> Aim of the task
Locate each line containing the string "hacia" and copy it out.
____ Exercise input
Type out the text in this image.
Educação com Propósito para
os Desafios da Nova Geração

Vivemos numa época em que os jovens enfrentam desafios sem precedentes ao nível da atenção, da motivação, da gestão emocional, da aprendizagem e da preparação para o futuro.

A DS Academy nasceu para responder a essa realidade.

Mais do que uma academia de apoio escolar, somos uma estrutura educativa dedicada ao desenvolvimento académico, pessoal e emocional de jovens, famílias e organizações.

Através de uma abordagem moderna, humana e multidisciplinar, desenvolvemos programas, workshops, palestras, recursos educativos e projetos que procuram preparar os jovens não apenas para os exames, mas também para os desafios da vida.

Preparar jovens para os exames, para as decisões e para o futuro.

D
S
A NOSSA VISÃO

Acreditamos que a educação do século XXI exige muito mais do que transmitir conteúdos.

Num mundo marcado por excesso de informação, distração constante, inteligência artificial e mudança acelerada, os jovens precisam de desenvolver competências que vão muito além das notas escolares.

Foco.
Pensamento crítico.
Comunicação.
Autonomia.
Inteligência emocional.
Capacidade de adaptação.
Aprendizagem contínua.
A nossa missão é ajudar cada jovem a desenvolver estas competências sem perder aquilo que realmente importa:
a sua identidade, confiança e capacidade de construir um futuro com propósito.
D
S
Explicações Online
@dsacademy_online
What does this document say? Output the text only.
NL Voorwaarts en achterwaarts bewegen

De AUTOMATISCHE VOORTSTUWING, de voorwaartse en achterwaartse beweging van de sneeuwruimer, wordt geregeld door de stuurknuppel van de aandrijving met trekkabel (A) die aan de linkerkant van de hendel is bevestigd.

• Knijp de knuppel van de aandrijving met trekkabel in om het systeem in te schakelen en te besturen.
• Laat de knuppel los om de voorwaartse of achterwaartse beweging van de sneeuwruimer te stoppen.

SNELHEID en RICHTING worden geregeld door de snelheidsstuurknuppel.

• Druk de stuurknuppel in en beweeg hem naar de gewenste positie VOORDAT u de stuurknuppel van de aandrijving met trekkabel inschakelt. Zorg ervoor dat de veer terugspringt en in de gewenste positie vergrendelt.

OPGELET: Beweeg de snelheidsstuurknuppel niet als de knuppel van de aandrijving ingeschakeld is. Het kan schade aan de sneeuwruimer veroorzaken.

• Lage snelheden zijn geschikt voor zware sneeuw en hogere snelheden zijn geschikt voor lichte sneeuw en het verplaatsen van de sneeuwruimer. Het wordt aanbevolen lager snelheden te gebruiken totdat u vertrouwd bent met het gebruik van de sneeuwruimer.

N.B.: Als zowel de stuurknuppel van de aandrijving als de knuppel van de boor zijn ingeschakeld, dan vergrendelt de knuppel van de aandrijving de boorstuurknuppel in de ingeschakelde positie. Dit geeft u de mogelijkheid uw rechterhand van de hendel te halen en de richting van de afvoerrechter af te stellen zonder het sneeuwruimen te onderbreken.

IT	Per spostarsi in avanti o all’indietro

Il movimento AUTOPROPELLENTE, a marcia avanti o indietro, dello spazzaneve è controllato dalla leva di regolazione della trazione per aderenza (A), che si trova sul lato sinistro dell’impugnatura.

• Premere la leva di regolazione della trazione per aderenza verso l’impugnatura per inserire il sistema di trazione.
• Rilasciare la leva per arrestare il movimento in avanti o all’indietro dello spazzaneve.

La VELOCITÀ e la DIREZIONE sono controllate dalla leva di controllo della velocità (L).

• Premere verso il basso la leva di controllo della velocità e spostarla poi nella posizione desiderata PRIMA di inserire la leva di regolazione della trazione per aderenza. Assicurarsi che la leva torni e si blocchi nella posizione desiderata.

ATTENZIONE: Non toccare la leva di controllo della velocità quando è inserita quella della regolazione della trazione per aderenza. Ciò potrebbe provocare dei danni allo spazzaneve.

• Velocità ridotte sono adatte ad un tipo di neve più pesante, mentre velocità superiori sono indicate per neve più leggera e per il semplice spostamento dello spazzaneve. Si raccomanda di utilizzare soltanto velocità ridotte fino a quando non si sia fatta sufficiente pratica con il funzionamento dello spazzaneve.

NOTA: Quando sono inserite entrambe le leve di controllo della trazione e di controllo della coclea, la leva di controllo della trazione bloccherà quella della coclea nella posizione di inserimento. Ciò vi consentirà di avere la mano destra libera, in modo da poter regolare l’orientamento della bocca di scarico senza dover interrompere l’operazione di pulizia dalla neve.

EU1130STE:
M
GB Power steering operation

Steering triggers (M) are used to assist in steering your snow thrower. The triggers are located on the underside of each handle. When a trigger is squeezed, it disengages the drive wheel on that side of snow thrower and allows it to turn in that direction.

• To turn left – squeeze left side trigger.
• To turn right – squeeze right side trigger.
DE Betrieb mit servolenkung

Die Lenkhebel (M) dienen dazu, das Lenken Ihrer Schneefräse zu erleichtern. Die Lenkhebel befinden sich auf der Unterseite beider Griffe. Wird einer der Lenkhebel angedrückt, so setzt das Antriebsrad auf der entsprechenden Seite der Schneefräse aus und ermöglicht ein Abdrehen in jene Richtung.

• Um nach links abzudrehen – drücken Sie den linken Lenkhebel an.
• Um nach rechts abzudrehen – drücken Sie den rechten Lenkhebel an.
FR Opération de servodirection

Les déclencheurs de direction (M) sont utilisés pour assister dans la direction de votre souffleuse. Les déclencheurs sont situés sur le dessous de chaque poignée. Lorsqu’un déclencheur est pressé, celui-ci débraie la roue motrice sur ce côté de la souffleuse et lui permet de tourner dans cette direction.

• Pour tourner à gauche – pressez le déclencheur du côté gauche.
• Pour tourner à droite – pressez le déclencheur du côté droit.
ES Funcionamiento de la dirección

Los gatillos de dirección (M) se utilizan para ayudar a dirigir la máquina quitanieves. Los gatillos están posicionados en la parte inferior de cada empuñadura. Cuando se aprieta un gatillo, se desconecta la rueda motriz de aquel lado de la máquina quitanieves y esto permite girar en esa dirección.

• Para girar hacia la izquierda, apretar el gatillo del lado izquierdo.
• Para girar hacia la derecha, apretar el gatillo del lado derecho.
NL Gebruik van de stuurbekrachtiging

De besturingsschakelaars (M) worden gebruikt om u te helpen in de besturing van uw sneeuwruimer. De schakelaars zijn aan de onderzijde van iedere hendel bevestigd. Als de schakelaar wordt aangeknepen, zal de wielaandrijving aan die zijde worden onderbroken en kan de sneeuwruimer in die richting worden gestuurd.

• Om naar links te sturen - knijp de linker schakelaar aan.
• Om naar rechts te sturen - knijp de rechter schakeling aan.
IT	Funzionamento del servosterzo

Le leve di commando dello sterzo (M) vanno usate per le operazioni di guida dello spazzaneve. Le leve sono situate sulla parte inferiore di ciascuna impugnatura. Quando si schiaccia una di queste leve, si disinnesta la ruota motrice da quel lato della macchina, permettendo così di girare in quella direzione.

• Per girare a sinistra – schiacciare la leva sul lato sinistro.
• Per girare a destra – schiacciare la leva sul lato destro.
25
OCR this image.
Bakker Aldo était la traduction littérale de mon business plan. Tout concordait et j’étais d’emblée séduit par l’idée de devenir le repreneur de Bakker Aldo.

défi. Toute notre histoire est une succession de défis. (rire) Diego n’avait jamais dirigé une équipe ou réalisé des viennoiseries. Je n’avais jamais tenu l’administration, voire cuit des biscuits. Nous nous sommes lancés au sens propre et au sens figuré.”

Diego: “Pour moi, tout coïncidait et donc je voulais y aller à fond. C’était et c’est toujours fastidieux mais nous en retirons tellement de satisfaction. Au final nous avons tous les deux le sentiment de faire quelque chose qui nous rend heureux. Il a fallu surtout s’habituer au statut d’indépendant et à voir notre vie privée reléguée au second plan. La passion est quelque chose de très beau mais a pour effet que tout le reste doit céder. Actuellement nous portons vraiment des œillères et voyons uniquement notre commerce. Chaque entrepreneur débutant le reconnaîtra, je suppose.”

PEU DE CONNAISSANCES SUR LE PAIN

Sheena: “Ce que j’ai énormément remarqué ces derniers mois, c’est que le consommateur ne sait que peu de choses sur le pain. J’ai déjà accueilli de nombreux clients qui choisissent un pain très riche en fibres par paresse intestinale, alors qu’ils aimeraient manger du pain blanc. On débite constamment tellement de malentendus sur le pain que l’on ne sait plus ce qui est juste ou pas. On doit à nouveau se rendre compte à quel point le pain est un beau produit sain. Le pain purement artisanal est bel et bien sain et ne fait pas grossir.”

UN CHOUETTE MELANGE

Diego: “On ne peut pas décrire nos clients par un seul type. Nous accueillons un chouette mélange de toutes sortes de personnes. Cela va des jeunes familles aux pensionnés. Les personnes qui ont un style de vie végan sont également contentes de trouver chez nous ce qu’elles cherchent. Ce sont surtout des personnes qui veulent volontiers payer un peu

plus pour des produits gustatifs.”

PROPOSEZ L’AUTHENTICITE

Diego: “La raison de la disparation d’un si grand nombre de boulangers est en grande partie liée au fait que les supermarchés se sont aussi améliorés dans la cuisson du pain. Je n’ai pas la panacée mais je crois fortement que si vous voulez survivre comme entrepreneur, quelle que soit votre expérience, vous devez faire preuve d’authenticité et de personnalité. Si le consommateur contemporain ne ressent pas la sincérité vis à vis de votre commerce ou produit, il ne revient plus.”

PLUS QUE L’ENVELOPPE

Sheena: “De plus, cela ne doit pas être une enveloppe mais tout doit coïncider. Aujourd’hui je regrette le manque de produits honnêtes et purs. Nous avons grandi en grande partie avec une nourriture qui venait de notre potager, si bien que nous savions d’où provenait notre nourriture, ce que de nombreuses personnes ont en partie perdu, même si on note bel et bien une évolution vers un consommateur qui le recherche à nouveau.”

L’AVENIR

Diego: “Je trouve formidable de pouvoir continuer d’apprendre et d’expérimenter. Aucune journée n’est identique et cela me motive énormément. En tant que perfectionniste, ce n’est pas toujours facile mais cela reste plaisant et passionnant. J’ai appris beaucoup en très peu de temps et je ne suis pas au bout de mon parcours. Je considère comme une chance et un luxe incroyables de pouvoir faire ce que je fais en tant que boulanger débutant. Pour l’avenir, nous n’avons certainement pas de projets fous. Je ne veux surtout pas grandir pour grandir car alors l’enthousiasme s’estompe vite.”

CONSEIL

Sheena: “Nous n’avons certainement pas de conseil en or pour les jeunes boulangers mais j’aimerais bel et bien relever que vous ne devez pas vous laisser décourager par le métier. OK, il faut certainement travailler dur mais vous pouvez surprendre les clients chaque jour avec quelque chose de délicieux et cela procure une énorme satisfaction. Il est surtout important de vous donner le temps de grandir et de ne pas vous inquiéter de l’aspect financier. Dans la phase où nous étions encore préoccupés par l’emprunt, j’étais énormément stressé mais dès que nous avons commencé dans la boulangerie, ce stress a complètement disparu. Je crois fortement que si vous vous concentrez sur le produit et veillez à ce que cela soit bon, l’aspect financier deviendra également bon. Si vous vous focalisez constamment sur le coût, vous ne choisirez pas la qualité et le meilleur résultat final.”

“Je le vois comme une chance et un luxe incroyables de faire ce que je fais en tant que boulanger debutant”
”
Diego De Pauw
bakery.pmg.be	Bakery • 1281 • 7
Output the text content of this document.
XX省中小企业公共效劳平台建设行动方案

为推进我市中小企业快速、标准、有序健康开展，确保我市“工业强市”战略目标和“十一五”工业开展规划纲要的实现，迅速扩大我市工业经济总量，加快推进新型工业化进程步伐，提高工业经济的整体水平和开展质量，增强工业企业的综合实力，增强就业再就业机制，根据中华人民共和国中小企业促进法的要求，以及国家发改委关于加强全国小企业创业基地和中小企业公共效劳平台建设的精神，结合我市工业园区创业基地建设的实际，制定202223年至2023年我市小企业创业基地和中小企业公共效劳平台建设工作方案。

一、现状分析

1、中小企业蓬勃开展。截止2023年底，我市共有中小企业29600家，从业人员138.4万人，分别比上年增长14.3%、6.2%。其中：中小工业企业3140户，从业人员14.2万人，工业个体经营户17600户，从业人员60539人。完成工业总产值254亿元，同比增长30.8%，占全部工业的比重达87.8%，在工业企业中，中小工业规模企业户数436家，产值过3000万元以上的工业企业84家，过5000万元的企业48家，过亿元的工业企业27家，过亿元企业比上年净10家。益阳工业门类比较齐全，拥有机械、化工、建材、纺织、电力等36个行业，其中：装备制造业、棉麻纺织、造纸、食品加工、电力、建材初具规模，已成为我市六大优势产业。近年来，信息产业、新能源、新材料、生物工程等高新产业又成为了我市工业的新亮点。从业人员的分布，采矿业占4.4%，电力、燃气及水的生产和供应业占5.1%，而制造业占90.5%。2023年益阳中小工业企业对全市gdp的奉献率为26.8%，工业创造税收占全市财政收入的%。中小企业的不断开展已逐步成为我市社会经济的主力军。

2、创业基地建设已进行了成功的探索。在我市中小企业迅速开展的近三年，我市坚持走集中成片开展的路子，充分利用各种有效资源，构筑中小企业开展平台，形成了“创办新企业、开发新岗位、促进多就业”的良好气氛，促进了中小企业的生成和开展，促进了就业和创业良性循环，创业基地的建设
________
> Output of the task
• Para girar hacia la izquierda, apretar el gatillo del lado izquierdo.
• Para girar hacia la derecha, apretar el gatillo del lado derecho.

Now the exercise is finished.